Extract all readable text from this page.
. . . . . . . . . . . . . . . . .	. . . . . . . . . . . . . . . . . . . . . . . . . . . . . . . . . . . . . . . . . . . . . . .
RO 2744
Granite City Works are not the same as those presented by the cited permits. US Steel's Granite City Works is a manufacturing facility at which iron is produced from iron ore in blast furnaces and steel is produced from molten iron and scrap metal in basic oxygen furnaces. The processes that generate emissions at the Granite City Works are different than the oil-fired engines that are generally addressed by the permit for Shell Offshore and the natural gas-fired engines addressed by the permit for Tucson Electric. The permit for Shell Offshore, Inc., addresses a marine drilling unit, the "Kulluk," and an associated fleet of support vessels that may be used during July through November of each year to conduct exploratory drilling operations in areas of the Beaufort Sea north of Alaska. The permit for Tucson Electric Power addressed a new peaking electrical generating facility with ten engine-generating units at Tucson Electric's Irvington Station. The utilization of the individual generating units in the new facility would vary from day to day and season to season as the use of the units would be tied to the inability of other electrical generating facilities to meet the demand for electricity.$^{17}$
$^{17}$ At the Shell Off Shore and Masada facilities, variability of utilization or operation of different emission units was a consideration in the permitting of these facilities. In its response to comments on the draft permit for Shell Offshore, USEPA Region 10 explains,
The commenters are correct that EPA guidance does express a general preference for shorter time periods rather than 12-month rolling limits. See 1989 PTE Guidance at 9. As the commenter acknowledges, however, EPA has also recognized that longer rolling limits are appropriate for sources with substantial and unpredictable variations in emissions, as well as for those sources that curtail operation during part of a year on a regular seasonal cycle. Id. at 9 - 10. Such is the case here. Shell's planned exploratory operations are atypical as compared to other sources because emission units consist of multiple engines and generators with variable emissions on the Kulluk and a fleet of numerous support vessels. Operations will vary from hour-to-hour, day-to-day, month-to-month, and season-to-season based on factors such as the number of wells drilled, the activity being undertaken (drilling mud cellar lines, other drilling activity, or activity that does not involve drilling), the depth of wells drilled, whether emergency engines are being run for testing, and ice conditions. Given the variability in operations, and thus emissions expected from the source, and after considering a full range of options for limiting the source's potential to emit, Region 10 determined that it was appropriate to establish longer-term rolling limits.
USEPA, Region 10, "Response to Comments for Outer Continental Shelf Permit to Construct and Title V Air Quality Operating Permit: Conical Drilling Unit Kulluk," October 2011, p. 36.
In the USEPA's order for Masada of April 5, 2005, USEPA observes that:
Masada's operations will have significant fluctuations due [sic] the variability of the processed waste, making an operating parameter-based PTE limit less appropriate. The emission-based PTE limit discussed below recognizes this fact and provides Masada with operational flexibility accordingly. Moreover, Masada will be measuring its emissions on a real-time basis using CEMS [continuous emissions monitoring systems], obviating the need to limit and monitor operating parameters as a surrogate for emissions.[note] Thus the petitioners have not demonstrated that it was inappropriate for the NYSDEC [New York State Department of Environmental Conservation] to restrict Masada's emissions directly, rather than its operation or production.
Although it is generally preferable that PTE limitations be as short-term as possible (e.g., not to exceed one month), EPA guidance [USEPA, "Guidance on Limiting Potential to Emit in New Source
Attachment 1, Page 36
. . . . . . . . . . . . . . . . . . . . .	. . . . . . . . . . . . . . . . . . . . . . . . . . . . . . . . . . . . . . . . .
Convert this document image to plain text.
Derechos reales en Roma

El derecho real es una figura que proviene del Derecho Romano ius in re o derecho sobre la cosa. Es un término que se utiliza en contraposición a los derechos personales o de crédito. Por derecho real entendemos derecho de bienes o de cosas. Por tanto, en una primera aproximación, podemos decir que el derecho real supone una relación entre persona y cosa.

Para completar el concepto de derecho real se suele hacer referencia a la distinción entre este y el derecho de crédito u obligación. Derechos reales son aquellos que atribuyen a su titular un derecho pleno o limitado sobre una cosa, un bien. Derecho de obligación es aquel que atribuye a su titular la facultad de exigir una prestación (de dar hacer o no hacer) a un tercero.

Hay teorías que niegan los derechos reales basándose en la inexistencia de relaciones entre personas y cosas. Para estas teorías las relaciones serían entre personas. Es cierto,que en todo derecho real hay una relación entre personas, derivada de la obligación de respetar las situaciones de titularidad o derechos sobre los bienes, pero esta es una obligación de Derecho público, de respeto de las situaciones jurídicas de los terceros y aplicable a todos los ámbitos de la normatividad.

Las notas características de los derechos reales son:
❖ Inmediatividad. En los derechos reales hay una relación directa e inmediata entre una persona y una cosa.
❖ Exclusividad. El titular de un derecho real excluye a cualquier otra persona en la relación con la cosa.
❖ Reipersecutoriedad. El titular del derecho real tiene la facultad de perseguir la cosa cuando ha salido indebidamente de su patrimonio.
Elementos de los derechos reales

___

● **WORK TO BE COMPLETED**
Repeat the data above, word for word.

● **SOLUTION FOR THIS EXERCISE**
Extract all readable text from this page.
. . . . . . . . . . . . . . . . .	. . . . . . . . . . . . . . . . . . . . . . . . . . . . . . . . . . . . . . . . . . . . . . .
RO 2744
Granite City Works are not the same as those presented by the cited permits. US Steel's Granite City Works is a manufacturing facility at which iron is produced from iron ore in blast furnaces and steel is produced from molten iron and scrap metal in basic oxygen furnaces. The processes that generate emissions at the Granite City Works are different than the oil-fired engines that are generally addressed by the permit for Shell Offshore and the natural gas-fired engines addressed by the permit for Tucson Electric. The permit for Shell Offshore, Inc., addresses a marine drilling unit, the "Kulluk," and an associated fleet of support vessels that may be used during July through November of each year to conduct exploratory drilling operations in areas of the Beaufort Sea north of Alaska. The permit for Tucson Electric Power addressed a new peaking electrical generating facility with ten engine-generating units at Tucson Electric's Irvington Station. The utilization of the individual generating units in the new facility would vary from day to day and season to season as the use of the units would be tied to the inability of other electrical generating facilities to meet the demand for electricity.$^{17}$
$^{17}$ At the Shell Off Shore and Masada facilities, variability of utilization or operation of different emission units was a consideration in the permitting of these facilities. In its response to comments on the draft permit for Shell Offshore, USEPA Region 10 explains,
The commenters are correct that EPA guidance does express a general preference for shorter time periods rather than 12-month rolling limits. See 1989 PTE Guidance at 9. As the commenter acknowledges, however, EPA has also recognized that longer rolling limits are appropriate for sources with substantial and unpredictable variations in emissions, as well as for those sources that curtail operation during part of a year on a regular seasonal cycle. Id. at 9 - 10. Such is the case here. Shell's planned exploratory operations are atypical as compared to other sources because emission units consist of multiple engines and generators with variable emissions on the Kulluk and a fleet of numerous support vessels. Operations will vary from hour-to-hour, day-to-day, month-to-month, and season-to-season based on factors such as the number of wells drilled, the activity being undertaken (drilling mud cellar lines, other drilling activity, or activity that does not involve drilling), the depth of wells drilled, whether emergency engines are being run for testing, and ice conditions. Given the variability in operations, and thus emissions expected from the source, and after considering a full range of options for limiting the source's potential to emit, Region 10 determined that it was appropriate to establish longer-term rolling limits.
USEPA, Region 10, "Response to Comments for Outer Continental Shelf Permit to Construct and Title V Air Quality Operating Permit: Conical Drilling Unit Kulluk," October 2011, p. 36.
In the USEPA's order for Masada of April 5, 2005, USEPA observes that:
Masada's operations will have significant fluctuations due [sic] the variability of the processed waste, making an operating parameter-based PTE limit less appropriate. The emission-based PTE limit discussed below recognizes this fact and provides Masada with operational flexibility accordingly. Moreover, Masada will be measuring its emissions on a real-time basis using CEMS [continuous emissions monitoring systems], obviating the need to limit and monitor operating parameters as a surrogate for emissions.[note] Thus the petitioners have not demonstrated that it was inappropriate for the NYSDEC [New York State Department of Environmental Conservation] to restrict Masada's emissions directly, rather than its operation or production.
Although it is generally preferable that PTE limitations be as short-term as possible (e.g., not to exceed one month), EPA guidance [USEPA, "Guidance on Limiting Potential to Emit in New Source
Attachment 1, Page 36
. . . . . . . . . . . . . . . . . . . . .	. . . . . . . . . . . . . . . . . . . . . . . . . . . . . . . . . . . . . . . . .
Convert this document image to plain text.
Derechos reales en Roma

El derecho real es una figura que proviene del Derecho Romano ius in re o derecho sobre la cosa. Es un término que se utiliza en contraposición a los derechos personales o de crédito. Por derecho real entendemos derecho de bienes o de cosas. Por tanto, en una primera aproximación, podemos decir que el derecho real supone una relación entre persona y cosa.

Para completar el concepto de derecho real se suele hacer referencia a la distinción entre este y el derecho de crédito u obligación. Derechos reales son aquellos que atribuyen a su titular un derecho pleno o limitado sobre una cosa, un bien. Derecho de obligación es aquel que atribuye a su titular la facultad de exigir una prestación (de dar hacer o no hacer) a un tercero.

Hay teorías que niegan los derechos reales basándose en la inexistencia de relaciones entre personas y cosas. Para estas teorías las relaciones serían entre personas. Es cierto,que en todo derecho real hay una relación entre personas, derivada de la obligación de respetar las situaciones de titularidad o derechos sobre los bienes, pero esta es una obligación de Derecho público, de respeto de las situaciones jurídicas de los terceros y aplicable a todos los ámbitos de la normatividad.

Las notas características de los derechos reales son:
❖ Inmediatividad. En los derechos reales hay una relación directa e inmediata entre una persona y una cosa.
❖ Exclusividad. El titular de un derecho real excluye a cualquier otra persona en la relación con la cosa.
❖ Reipersecutoriedad. El titular del derecho real tiene la facultad de perseguir la cosa cuando ha salido indebidamente de su patrimonio.
Elementos de los derechos reales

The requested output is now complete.